_Aim_
Pull every line containing "CARTE" out of the material below.

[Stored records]
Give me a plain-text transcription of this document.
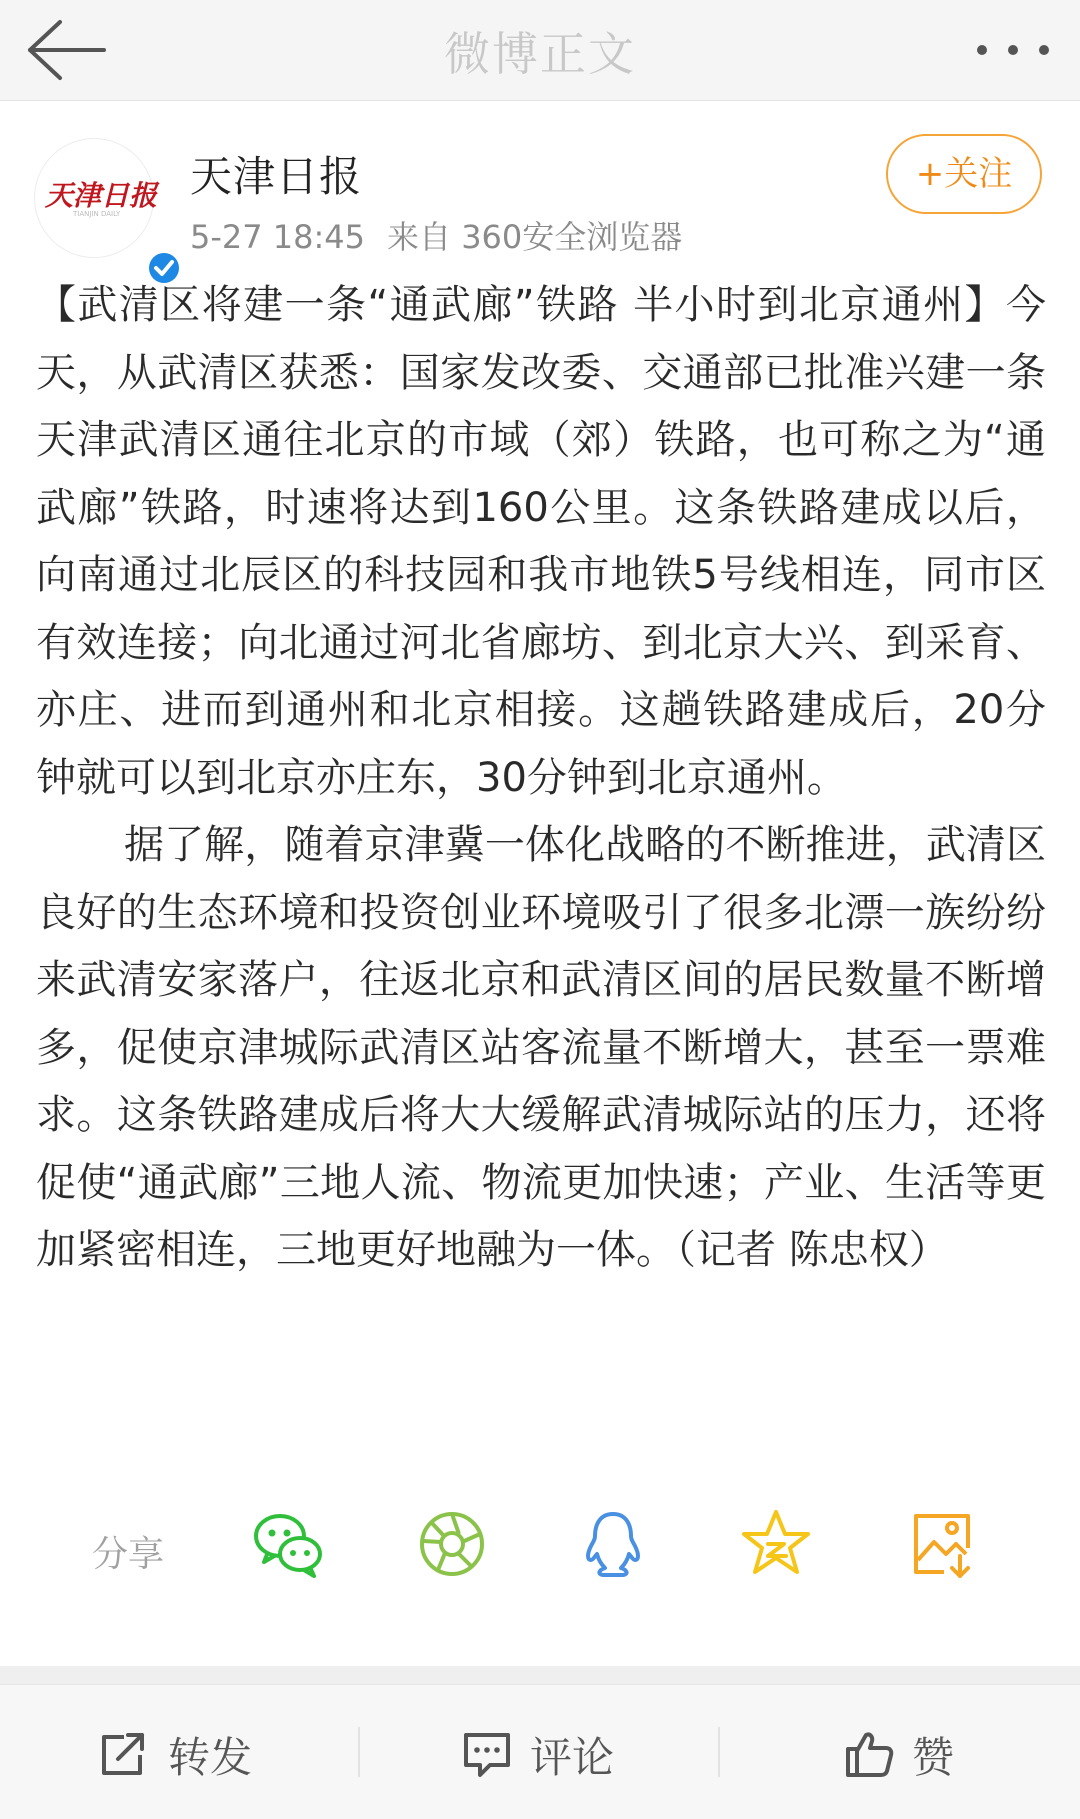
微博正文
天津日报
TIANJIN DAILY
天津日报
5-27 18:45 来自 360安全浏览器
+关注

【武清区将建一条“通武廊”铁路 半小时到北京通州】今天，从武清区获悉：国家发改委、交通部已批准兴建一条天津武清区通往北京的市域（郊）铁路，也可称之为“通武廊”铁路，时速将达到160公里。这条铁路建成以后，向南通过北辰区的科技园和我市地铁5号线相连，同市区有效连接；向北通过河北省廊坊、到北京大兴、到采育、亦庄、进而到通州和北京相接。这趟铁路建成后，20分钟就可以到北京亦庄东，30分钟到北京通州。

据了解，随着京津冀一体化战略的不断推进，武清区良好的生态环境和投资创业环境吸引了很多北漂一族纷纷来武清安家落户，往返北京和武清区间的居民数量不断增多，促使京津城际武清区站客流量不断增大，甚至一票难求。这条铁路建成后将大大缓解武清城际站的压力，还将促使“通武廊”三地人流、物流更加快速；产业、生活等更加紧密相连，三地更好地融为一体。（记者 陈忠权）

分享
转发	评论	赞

==

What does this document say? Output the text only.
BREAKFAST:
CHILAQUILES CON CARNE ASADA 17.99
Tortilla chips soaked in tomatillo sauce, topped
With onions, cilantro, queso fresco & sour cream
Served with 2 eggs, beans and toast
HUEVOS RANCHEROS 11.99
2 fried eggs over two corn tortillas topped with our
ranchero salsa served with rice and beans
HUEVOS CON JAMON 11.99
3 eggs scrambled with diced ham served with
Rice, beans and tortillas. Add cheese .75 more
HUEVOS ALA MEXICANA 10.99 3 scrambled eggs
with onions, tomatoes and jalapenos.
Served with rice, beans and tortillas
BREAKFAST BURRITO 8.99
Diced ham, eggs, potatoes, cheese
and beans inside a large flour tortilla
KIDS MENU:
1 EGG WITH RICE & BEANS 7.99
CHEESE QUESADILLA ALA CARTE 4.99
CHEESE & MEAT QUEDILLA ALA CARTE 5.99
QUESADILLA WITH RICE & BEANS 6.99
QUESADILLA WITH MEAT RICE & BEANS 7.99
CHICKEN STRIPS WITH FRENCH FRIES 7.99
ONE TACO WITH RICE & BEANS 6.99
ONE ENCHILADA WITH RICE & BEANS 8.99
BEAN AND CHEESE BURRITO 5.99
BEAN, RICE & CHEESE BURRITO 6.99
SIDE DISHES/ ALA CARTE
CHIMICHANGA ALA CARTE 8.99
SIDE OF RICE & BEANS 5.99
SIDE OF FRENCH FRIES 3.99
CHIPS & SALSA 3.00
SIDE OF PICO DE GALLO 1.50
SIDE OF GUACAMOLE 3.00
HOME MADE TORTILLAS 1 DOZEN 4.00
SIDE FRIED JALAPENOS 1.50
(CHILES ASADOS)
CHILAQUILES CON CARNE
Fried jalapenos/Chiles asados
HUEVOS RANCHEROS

==

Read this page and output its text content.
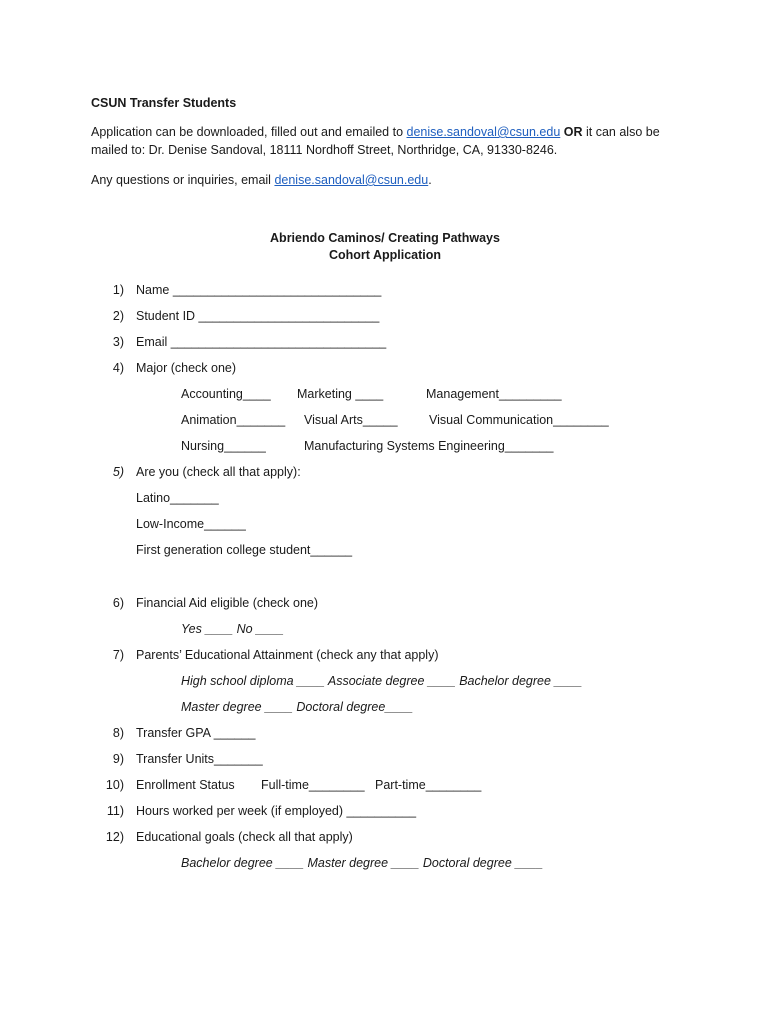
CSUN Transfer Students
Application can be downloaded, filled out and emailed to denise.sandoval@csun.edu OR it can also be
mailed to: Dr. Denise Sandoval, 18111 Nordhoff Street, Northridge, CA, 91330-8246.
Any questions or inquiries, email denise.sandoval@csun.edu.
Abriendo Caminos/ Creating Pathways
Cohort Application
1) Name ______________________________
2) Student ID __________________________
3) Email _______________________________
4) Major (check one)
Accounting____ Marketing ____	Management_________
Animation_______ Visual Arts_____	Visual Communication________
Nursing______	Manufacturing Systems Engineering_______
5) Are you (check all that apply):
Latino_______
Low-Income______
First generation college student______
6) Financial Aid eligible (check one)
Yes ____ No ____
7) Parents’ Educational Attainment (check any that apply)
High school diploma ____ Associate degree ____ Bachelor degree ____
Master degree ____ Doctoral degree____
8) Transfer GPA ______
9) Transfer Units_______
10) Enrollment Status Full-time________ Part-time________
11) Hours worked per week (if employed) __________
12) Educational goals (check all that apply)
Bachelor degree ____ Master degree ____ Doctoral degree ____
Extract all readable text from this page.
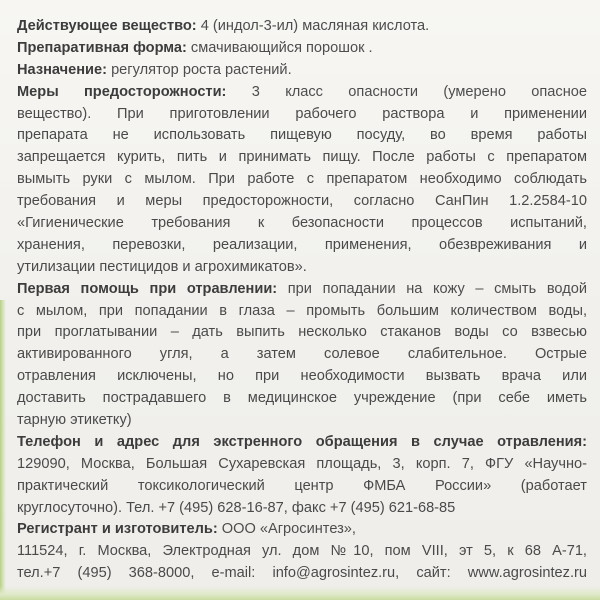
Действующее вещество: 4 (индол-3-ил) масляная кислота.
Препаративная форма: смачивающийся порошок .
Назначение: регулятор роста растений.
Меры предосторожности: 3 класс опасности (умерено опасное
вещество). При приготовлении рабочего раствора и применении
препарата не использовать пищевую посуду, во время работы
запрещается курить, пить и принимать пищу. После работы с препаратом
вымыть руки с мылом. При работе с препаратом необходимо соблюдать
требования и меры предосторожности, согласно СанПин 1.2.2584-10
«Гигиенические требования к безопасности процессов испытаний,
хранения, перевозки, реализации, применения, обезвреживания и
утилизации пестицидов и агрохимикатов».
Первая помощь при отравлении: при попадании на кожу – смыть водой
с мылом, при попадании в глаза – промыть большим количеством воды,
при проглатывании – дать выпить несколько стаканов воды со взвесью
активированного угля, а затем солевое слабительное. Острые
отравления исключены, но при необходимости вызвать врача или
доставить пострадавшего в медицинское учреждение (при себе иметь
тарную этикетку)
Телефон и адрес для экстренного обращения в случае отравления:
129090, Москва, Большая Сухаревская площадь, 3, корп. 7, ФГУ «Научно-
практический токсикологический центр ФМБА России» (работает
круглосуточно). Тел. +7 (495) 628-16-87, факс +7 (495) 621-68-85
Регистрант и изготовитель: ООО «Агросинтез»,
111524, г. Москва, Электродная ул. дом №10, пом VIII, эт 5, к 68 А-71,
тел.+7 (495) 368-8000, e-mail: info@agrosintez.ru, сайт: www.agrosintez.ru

_Worked answer_
CHEESE QUESADILLA ALA CARTE 4.99
CHEESE & MEAT QUEDILLA ALA CARTE 5.99
SIDE DISHES/ ALA CARTE
CHIMICHANGA ALA CARTE 8.99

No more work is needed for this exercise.